## GOAL
Wherever a line in the data below holds "Kuttin", copy that line.
## begin EXCERPTED RECORDS
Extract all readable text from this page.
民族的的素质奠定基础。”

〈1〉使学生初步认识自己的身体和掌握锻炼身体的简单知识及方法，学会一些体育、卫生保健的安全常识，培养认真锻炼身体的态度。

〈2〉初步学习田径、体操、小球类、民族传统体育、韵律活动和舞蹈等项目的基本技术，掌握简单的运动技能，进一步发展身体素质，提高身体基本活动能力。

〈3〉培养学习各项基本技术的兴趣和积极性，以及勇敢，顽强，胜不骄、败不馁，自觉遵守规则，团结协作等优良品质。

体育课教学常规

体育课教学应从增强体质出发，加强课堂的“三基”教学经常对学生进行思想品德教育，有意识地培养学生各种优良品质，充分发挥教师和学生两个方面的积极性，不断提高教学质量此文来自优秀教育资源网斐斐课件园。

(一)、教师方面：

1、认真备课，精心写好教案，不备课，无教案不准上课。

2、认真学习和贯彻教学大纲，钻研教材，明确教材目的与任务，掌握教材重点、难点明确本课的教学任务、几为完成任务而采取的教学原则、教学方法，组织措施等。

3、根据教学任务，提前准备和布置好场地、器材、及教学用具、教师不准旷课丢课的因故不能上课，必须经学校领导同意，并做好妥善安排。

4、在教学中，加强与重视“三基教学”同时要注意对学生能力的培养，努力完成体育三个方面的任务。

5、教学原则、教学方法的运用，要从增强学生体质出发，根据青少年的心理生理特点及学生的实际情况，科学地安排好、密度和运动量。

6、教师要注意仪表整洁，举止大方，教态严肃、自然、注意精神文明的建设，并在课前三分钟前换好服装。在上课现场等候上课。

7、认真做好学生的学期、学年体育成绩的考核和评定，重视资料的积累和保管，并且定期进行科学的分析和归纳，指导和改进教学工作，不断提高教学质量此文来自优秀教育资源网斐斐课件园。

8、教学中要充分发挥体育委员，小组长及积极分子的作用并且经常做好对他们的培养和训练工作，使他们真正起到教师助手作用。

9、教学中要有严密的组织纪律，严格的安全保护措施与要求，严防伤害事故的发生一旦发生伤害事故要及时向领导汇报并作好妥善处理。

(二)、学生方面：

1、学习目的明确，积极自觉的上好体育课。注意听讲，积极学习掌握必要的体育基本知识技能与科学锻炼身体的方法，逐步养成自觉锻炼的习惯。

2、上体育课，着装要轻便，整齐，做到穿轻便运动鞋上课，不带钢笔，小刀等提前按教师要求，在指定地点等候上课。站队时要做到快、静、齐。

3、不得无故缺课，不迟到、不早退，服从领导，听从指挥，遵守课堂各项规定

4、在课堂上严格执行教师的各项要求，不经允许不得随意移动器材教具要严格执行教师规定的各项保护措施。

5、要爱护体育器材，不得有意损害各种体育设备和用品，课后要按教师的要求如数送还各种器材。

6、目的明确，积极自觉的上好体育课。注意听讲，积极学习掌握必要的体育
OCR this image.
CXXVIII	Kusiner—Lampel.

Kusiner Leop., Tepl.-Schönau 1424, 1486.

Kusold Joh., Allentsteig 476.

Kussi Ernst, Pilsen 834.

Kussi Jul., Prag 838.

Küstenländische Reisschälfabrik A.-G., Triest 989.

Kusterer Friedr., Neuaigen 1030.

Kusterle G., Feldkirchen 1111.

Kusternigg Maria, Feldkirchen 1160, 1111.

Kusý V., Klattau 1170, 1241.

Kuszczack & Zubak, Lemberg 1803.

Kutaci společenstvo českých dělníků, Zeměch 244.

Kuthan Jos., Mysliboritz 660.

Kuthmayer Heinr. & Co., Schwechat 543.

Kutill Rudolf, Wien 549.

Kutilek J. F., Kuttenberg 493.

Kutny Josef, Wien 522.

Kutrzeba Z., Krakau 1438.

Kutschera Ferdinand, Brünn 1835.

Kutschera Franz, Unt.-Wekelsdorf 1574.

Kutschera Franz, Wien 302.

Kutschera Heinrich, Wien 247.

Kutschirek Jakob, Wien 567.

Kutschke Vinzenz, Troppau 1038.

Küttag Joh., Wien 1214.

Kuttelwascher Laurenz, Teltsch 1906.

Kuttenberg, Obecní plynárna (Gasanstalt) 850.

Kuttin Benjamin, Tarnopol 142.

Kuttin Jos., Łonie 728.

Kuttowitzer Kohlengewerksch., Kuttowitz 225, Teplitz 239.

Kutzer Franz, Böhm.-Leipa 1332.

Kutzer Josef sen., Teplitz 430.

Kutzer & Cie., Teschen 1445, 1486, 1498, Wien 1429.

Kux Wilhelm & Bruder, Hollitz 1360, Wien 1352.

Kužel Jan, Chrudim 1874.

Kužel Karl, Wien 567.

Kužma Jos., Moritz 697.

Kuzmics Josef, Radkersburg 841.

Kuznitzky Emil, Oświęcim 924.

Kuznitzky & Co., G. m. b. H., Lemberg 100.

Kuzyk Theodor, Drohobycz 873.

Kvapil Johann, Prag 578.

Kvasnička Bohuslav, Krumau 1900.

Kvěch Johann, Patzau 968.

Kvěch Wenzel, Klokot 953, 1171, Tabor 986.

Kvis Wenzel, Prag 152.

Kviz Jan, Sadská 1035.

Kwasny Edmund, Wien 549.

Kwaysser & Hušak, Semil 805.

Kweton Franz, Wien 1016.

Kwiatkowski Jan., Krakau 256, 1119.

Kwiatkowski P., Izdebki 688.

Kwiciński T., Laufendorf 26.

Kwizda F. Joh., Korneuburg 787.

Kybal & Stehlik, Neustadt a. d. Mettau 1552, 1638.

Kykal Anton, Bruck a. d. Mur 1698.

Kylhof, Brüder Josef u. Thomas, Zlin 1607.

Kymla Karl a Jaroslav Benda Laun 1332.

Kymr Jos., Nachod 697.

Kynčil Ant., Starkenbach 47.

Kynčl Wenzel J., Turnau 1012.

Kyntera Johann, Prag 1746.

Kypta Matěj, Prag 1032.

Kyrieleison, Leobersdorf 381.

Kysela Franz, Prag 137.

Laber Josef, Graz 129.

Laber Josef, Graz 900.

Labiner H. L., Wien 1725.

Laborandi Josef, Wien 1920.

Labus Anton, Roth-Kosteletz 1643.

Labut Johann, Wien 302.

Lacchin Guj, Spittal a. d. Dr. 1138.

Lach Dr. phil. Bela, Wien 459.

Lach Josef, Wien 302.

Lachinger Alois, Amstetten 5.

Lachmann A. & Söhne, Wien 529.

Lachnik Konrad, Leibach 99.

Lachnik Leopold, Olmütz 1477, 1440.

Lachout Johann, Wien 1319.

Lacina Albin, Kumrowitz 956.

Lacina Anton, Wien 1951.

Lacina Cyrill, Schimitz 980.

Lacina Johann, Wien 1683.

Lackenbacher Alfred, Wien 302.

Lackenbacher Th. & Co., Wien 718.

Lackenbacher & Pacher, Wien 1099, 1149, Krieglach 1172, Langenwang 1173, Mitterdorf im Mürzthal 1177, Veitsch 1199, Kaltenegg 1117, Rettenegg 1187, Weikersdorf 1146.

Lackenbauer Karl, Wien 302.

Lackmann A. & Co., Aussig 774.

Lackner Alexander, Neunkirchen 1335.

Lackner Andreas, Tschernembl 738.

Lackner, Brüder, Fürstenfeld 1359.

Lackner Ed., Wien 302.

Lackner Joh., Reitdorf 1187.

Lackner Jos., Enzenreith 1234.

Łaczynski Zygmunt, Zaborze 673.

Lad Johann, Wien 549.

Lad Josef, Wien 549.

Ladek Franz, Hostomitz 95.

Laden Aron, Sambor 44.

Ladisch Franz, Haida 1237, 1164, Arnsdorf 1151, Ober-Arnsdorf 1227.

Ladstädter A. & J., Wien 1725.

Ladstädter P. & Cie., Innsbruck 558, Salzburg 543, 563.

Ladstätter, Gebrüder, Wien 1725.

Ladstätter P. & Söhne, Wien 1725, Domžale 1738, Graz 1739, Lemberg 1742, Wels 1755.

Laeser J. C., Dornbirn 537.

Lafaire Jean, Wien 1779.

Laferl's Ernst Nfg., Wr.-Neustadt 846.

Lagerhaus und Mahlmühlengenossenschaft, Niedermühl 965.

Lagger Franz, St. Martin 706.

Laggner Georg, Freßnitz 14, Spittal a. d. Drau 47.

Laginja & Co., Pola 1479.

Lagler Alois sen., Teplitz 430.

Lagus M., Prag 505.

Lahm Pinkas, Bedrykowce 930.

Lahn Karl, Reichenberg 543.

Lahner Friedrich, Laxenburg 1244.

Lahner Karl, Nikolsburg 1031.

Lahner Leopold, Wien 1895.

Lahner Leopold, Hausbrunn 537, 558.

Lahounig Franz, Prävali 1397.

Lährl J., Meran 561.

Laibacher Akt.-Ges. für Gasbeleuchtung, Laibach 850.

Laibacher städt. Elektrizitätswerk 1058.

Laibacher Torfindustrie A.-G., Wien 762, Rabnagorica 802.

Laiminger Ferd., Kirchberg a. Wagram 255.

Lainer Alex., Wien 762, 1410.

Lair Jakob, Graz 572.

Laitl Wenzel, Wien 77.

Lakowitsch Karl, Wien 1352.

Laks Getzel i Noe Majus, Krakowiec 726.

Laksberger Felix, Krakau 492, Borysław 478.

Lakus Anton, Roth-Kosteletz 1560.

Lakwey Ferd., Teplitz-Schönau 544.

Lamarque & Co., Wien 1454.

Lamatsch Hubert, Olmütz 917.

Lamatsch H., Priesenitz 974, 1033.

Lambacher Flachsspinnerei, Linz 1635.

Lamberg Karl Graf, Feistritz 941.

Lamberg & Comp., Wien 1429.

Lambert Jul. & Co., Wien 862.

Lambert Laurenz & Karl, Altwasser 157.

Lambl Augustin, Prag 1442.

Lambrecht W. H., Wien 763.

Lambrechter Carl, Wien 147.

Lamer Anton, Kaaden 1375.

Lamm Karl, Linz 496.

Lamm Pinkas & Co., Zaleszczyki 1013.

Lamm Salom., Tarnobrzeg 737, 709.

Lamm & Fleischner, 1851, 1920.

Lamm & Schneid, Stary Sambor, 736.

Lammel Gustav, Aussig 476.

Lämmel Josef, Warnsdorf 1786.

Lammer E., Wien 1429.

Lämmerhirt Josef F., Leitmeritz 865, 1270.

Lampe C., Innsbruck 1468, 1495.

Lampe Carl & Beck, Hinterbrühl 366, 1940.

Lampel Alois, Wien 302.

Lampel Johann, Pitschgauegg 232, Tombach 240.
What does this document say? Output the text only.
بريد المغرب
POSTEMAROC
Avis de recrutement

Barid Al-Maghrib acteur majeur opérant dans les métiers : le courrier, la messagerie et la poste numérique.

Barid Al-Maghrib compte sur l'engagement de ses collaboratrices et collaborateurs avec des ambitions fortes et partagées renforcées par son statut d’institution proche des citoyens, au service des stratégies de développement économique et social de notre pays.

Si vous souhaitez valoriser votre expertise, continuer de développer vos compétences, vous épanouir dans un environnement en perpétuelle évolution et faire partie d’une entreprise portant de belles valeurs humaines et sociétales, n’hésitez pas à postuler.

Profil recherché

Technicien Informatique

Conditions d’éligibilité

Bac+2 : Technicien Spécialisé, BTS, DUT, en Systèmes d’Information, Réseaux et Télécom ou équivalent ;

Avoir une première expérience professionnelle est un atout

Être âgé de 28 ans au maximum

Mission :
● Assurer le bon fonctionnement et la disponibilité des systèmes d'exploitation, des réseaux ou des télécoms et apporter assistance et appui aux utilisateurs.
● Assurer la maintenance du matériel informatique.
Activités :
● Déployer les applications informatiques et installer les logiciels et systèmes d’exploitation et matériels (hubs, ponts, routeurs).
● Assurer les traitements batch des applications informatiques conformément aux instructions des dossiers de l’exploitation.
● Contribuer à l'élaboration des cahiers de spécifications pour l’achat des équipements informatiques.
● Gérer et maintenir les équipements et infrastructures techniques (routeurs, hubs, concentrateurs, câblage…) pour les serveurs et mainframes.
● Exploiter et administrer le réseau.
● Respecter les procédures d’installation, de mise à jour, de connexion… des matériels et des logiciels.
## end EXCERPTED RECORDS
## SOLUTION
Kuttin Benjamin, Tarnopol 142.
Kuttin Jos., Łonie 728.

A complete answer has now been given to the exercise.